Extract the records in full, leaving every picture out.

Dataset entries:
-- begin --
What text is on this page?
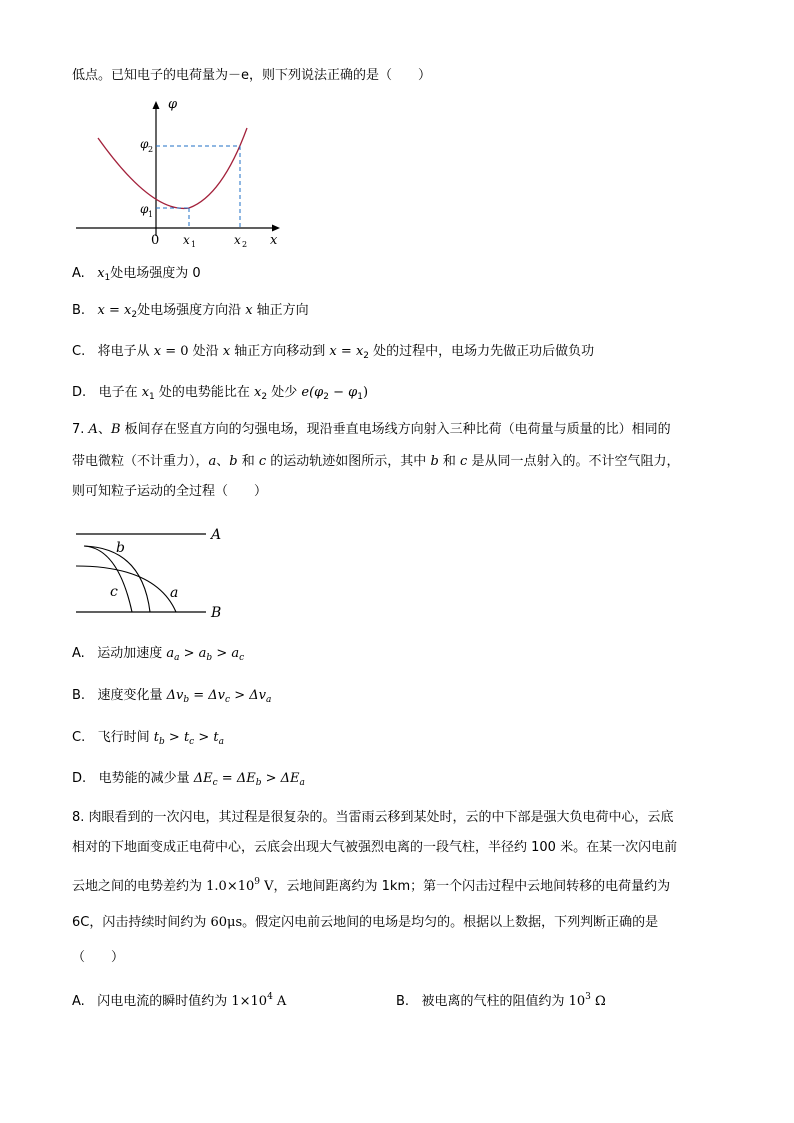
低点。已知电子的电荷量为－e，则下列说法正确的是（　　）
φ
φ 2
φ 1
0 x 1	x 2 x
A. $x_1$处电场强度为 0
B. $x = x_2$处电场强度方向沿 x 轴正方向
C. 将电子从 x = 0 处沿 x 轴正方向移动到 $x = x_2$ 处的过程中，电场力先做正功后做负功
D. 电子在 $x_1$ 处的电势能比在 $x_2$ 处少 $e(\varphi_2 - \varphi_1)$
7. A、B 板间存在竖直方向的匀强电场，现沿垂直电场线方向射入三种比荷（电荷量与质量的比）相同的
带电微粒（不计重力），a、b 和 c 的运动轨迹如图所示，其中 b 和 c 是从同一点射入的。不计空气阻力，
则可知粒子运动的全过程（　　）
A
B
b
c	a
A. 运动加速度 $a_a > a_b > a_c$
B. 速度变化量 $\Delta v_b = \Delta v_c > \Delta v_a$
C. 飞行时间 $t_b > t_c > t_a$
D. 电势能的减少量 $\Delta E_c = \Delta E_b > \Delta E_a$
8. 肉眼看到的一次闪电，其过程是很复杂的。当雷雨云移到某处时，云的中下部是强大负电荷中心，云底
相对的下地面变成正电荷中心，云底会出现大气被强烈电离的一段气柱，半径约 100 米。在某一次闪电前
云地之间的电势差约为 $1.0\times 10^9$ V，云地间距离约为 1km；第一个闪击过程中云地间转移的电荷量约为
6C，闪击持续时间约为 60μs。假定闪电前云地间的电场是均匀的。根据以上数据，下列判断正确的是
（　　）
A. 闪电电流的瞬时值约为 $1\times 10^4$ A	B. 被电离的气柱的阻值约为 $10^3$ Ω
-- end --
CORRECT ANSWER:
What text is on this page?
低点。已知电子的电荷量为－e，则下列说法正确的是（　　）
φ
φ 2
φ 1
0 x 1	x 2 x
A. $x_1$处电场强度为 0
B. $x = x_2$处电场强度方向沿 x 轴正方向
C. 将电子从 x = 0 处沿 x 轴正方向移动到 $x = x_2$ 处的过程中，电场力先做正功后做负功
D. 电子在 $x_1$ 处的电势能比在 $x_2$ 处少 $e(\varphi_2 - \varphi_1)$
7. A、B 板间存在竖直方向的匀强电场，现沿垂直电场线方向射入三种比荷（电荷量与质量的比）相同的
带电微粒（不计重力），a、b 和 c 的运动轨迹如图所示，其中 b 和 c 是从同一点射入的。不计空气阻力，
则可知粒子运动的全过程（　　）
A
B
b
c	a
A. 运动加速度 $a_a > a_b > a_c$
B. 速度变化量 $\Delta v_b = \Delta v_c > \Delta v_a$
C. 飞行时间 $t_b > t_c > t_a$
D. 电势能的减少量 $\Delta E_c = \Delta E_b > \Delta E_a$
8. 肉眼看到的一次闪电，其过程是很复杂的。当雷雨云移到某处时，云的中下部是强大负电荷中心，云底
相对的下地面变成正电荷中心，云底会出现大气被强烈电离的一段气柱，半径约 100 米。在某一次闪电前
云地之间的电势差约为 $1.0\times 10^9$ V，云地间距离约为 1km；第一个闪击过程中云地间转移的电荷量约为
6C，闪击持续时间约为 60μs。假定闪电前云地间的电场是均匀的。根据以上数据，下列判断正确的是
（　　）
A. 闪电电流的瞬时值约为 $1\times 10^4$ A	B. 被电离的气柱的阻值约为 $10^3$ Ω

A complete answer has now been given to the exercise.